[start of DATA LISTING]
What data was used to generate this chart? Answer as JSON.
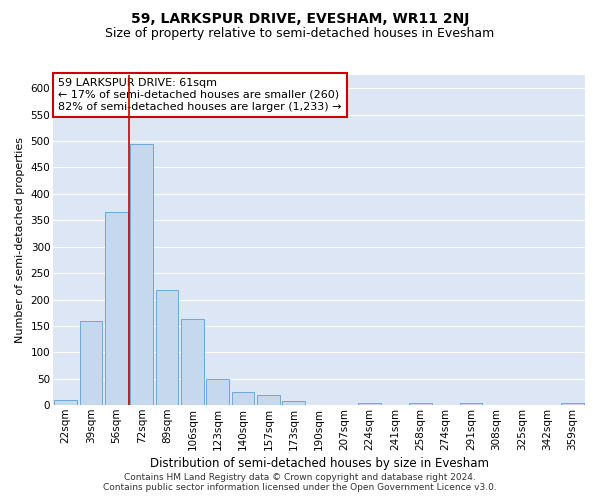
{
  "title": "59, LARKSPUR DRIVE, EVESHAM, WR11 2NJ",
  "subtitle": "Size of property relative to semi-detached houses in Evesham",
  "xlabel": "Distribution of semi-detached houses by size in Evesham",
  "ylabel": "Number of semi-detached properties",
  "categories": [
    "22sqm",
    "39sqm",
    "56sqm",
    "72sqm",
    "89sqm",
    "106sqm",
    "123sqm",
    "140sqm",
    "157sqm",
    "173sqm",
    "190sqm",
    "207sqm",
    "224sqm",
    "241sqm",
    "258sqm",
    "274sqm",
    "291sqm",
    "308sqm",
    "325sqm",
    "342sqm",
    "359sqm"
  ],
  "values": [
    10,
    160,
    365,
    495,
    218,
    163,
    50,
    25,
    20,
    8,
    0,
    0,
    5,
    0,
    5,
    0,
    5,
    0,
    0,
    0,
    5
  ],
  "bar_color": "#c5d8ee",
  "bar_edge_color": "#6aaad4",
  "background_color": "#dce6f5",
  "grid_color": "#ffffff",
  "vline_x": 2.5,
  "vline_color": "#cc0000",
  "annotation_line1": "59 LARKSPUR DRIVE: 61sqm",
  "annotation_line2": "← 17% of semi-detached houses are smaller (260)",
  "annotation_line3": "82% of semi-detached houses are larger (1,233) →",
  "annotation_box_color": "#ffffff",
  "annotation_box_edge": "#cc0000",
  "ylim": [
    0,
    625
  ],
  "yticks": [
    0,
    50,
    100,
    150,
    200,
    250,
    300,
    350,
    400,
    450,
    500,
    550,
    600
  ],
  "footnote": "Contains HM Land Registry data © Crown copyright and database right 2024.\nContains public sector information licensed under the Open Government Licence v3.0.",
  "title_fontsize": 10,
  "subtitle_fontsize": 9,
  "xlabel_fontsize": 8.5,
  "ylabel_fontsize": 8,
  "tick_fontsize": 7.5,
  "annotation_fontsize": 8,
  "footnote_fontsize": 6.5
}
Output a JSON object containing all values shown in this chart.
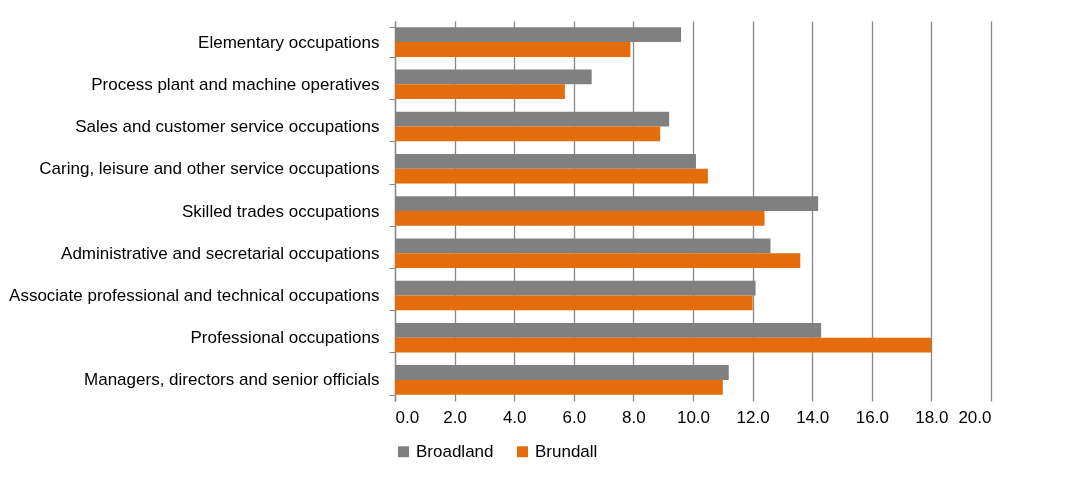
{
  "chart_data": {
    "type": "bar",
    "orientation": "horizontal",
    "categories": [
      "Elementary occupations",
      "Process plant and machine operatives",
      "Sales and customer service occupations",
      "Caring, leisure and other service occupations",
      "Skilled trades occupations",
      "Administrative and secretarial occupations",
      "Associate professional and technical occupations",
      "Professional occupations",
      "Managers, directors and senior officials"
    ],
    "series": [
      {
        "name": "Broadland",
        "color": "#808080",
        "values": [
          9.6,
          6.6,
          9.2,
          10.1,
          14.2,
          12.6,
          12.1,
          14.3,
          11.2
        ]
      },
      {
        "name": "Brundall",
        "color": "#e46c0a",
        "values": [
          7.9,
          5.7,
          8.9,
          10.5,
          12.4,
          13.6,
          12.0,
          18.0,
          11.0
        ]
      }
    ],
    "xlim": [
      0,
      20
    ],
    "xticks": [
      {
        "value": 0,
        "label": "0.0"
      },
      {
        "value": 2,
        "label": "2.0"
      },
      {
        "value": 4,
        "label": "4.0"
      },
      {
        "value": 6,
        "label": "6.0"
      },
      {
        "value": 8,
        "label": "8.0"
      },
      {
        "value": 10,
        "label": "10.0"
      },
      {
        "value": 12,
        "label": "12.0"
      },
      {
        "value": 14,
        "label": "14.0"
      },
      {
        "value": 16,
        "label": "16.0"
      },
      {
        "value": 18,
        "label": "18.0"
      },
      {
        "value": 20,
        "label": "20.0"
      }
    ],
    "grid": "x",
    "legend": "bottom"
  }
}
[end of DATA LISTING]
WRITTEN TASK: Gather all the lines that include the word "JSON" and copy them out.

SOLUTION BELOW:
What data was used to generate this chart? Answer as JSON.
Output a JSON object containing all values shown in this chart.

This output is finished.